Work instructions: Where a line of the listing below includes the word "frac", reproduce that line.

Data records:
%%
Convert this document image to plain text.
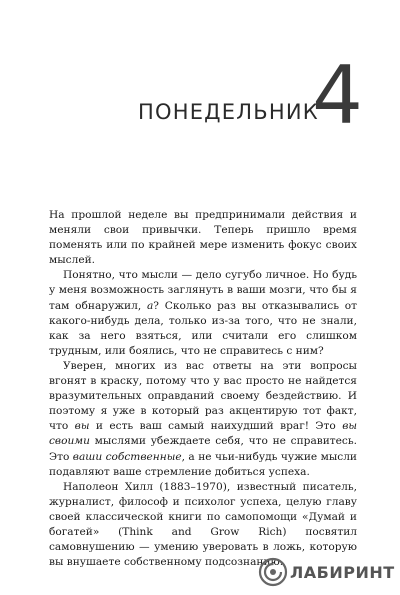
ПОНЕДЕЛЬНИК
4

На прошлой неделе вы предпринимали действия и меняли свои привычки. Теперь пришло время поменять или по крайней мере изменить фокус своих мыслей.

Понятно, что мысли — дело сугубо личное. Но будь у меня возможность заглянуть в ваши мозги, что бы я там обнаружил, а? Сколько раз вы отказывались от какого-нибудь дела, только из-за того, что не знали, как за него взяться, или считали его слишком трудным, или боялись, что не справитесь с ним?

Уверен, многих из вас ответы на эти вопросы вгонят в краску, потому что у вас просто не найдется вразумительных оправданий своему бездействию. И поэтому я уже в который раз акцентирую тот факт, что вы и есть ваш самый наихудший враг! Это вы своими мыслями убеждаете себя, что не справитесь. Это ваши собственные, а не чьи-нибудь чужие мысли подавляют ваше стремление добиться успеха.

Наполеон Хилл (1883–1970), известный писатель, журналист, философ и психолог успеха, целую главу своей классической книги по самопомощи «Думай и богатей» (Think and Grow Rich) посвятил самовнушению — умению уверовать в ложь, которую вы внушаете собственному подсознанию.

ЛАБИРИНТ
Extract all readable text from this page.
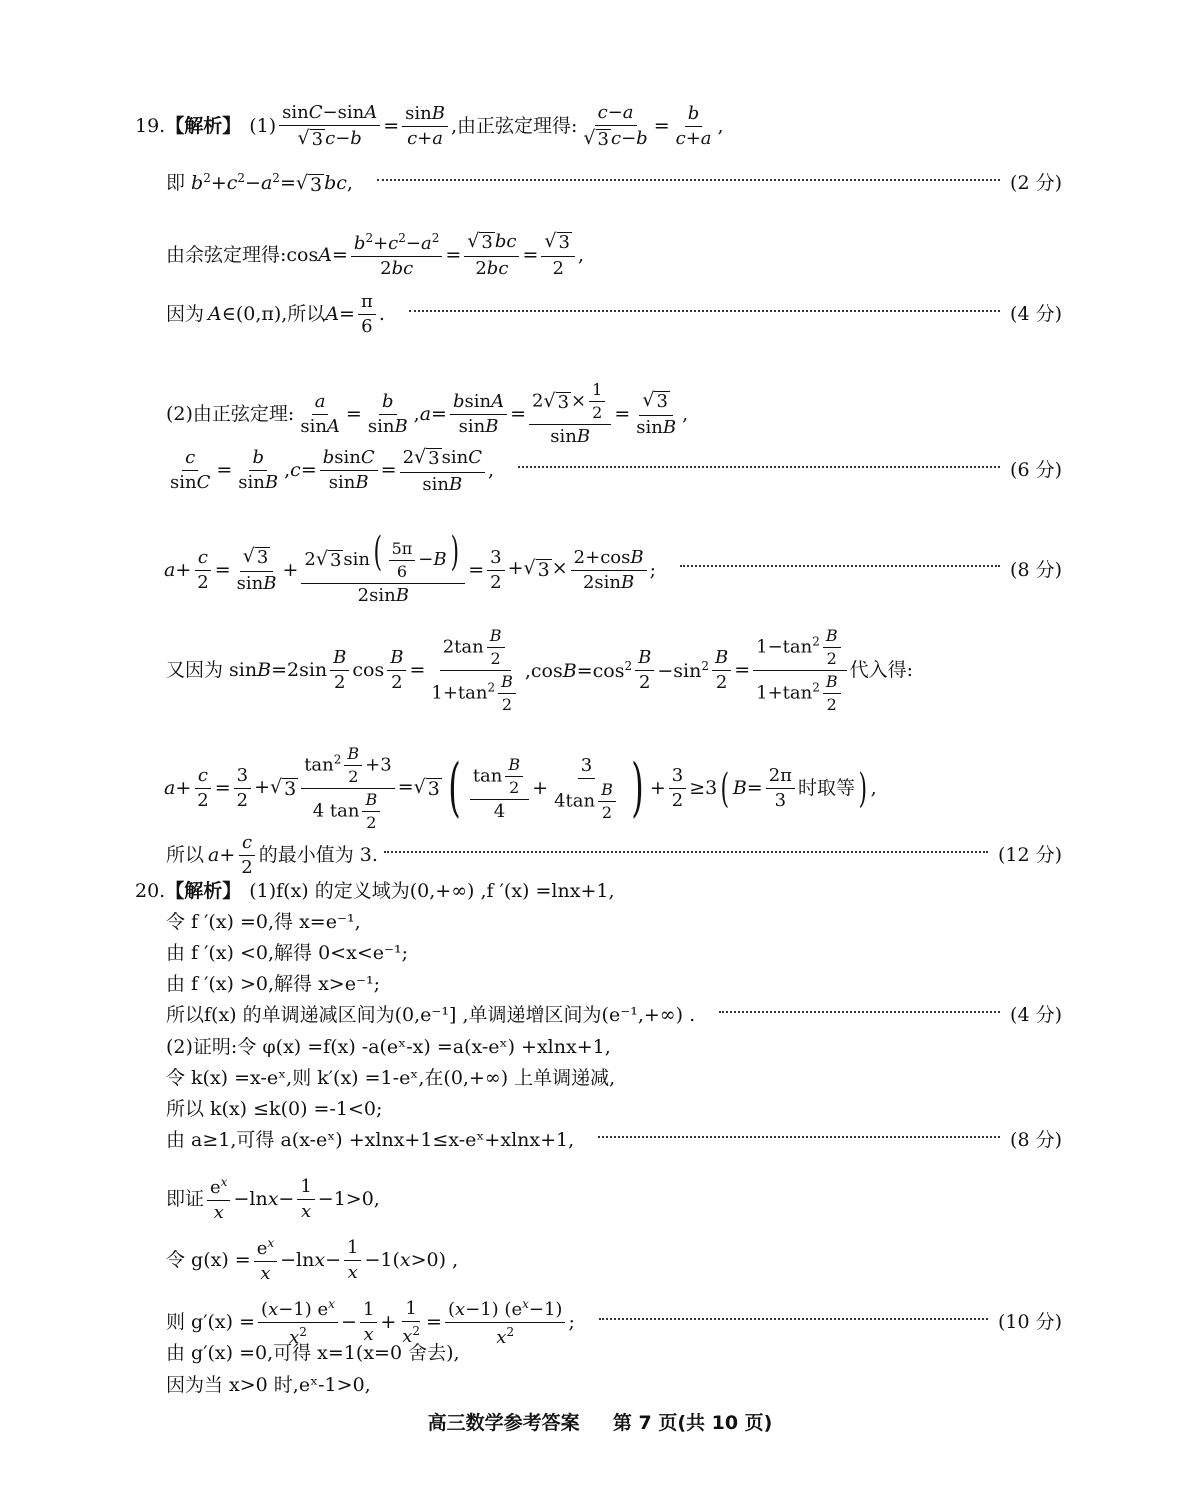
19. 【解析】 $(1) \frac{\sin C-\sin A}{√ 3 c-b} = \frac{\sin B}{c+a}$ ,由正弦定理得: $\frac{c-a}{√ 3 c-b} = \frac{b}{c+a}$ ,
即 $b^2+c^2-a^2=$ √ 3 bc,	(2 分)
由余弦定理得: $\cos A= \frac{b^2+c^2-a^2}{2bc} = \frac{√ 3 bc}{2bc} = \frac{√ 3}{2}$ ,
因为 A∈(0,π) ,所以 $A= \frac{\pi}{6}$ .	(4 分)
(2)由正弦定理: $\frac{a}{\sin A} = \frac{b}{\sin B} ,a= \frac{bsinA}{\sin B} = \frac{2 √ 3 \times \frac{1}{2}}{\sin B} = \frac{√ 3}{\sin B}$ ,
$\frac{c}{\sin C} = \frac{b}{\sin B} ,c= \frac{bsinC}{\sin B} = \frac{2 √ 3 \sin C}{\sin B}$ ,	(6 分)
$a+ \frac{c}{2} = \frac{√ 3}{\sin B} + \frac{2 √ 3 \sin( \frac{5\pi}{6} -B)}{2\sin B} = \frac{3}{2}$ + √ $3 \times \frac{2+\cos B}{2\sin B}$ ;	(8 分)
又因为 $\sin B=2\sin \frac{B}{2}$ $\cos \frac{B}{2} = \frac{2\tan \frac{B}{2}}{1+\tan^2 \frac{B}{2}} ,\cos B=\cos^2 \frac{B}{2} -\sin^2 \frac{B}{2} = \frac{1-\tan^2 \frac{B}{2}}{1+\tan^2 \frac{B}{2}}$ 代入得:
$a+ \frac{c}{2} = \frac{3}{2}$ + √ $3 \frac{\tan^2 \frac{B}{2} +3}{4 \tan \frac{B}{2}}$ = √ 3 ( $\frac{\tan \frac{B}{2}}{4} + \frac{3}{4\tan \frac{B}{2}}$ ) + $\frac{3}{2} \ge 3$ ( $B= \frac{2\pi}{3}$ 时取等 ) ,
所以 $a+ \frac{c}{2}$ 的最小值为 3.	(12 分)
20. 【解析】 (1)f(x) 的定义域为(0,+∞) ,f ′(x) =lnx+1,
令 f ′(x) =0,得 x=e⁻¹,
由 f ′(x) <0,解得 0<x<e⁻¹;
由 f ′(x) >0,解得 x>e⁻¹;
所以f(x) 的单调递减区间为(0,e⁻¹] ,单调递增区间为(e⁻¹,+∞) .	(4 分)
(2)证明:令 φ(x) =f(x) -a(eˣ-x) =a(x-eˣ) +xlnx+1,
令 k(x) =x-eˣ,则 k′(x) =1-eˣ,在(0,+∞) 上单调递减,
所以 k(x) ≤k(0) =-1<0;
由 a≥1,可得 a(x-eˣ) +xlnx+1≤x-eˣ+xlnx+1,	(8 分)
即证 $\frac{e^x}{x} -\ln x- \frac{1}{x} -1>0$,
令 $g(x) = \frac{e^x}{x} -\ln x- \frac{1}{x} -1(x>0)$ ,
则 $g'(x) = \frac{(x-1) e^x}{x^2} - \frac{1}{x} + \frac{1}{x^2} = \frac{(x-1) (e^x-1)}{x^2}$ ;	(10 分)
由 g′(x) =0,可得 x=1(x=0 舍去),
因为当 x>0 时,eˣ-1>0,
高三数学参考答案 第 7 页(共 10 页)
%%
Task output:
19. 【解析】 $(1) \frac{\sin C-\sin A}{√ 3 c-b} = \frac{\sin B}{c+a}$ ,由正弦定理得: $\frac{c-a}{√ 3 c-b} = \frac{b}{c+a}$ ,
由余弦定理得: $\cos A= \frac{b^2+c^2-a^2}{2bc} = \frac{√ 3 bc}{2bc} = \frac{√ 3}{2}$ ,
因为 A∈(0,π) ,所以 $A= \frac{\pi}{6}$ .	(4 分)
(2)由正弦定理: $\frac{a}{\sin A} = \frac{b}{\sin B} ,a= \frac{bsinA}{\sin B} = \frac{2 √ 3 \times \frac{1}{2}}{\sin B} = \frac{√ 3}{\sin B}$ ,
$\frac{c}{\sin C} = \frac{b}{\sin B} ,c= \frac{bsinC}{\sin B} = \frac{2 √ 3 \sin C}{\sin B}$ ,	(6 分)
$a+ \frac{c}{2} = \frac{√ 3}{\sin B} + \frac{2 √ 3 \sin( \frac{5\pi}{6} -B)}{2\sin B} = \frac{3}{2}$ + √ $3 \times \frac{2+\cos B}{2\sin B}$ ;	(8 分)
又因为 $\sin B=2\sin \frac{B}{2}$ $\cos \frac{B}{2} = \frac{2\tan \frac{B}{2}}{1+\tan^2 \frac{B}{2}} ,\cos B=\cos^2 \frac{B}{2} -\sin^2 \frac{B}{2} = \frac{1-\tan^2 \frac{B}{2}}{1+\tan^2 \frac{B}{2}}$ 代入得:
$a+ \frac{c}{2} = \frac{3}{2}$ + √ $3 \frac{\tan^2 \frac{B}{2} +3}{4 \tan \frac{B}{2}}$ = √ 3 ( $\frac{\tan \frac{B}{2}}{4} + \frac{3}{4\tan \frac{B}{2}}$ ) + $\frac{3}{2} \ge 3$ ( $B= \frac{2\pi}{3}$ 时取等 ) ,
所以 $a+ \frac{c}{2}$ 的最小值为 3.	(12 分)
即证 $\frac{e^x}{x} -\ln x- \frac{1}{x} -1>0$,
令 $g(x) = \frac{e^x}{x} -\ln x- \frac{1}{x} -1(x>0)$ ,
则 $g'(x) = \frac{(x-1) e^x}{x^2} - \frac{1}{x} + \frac{1}{x^2} = \frac{(x-1) (e^x-1)}{x^2}$ ;	(10 分)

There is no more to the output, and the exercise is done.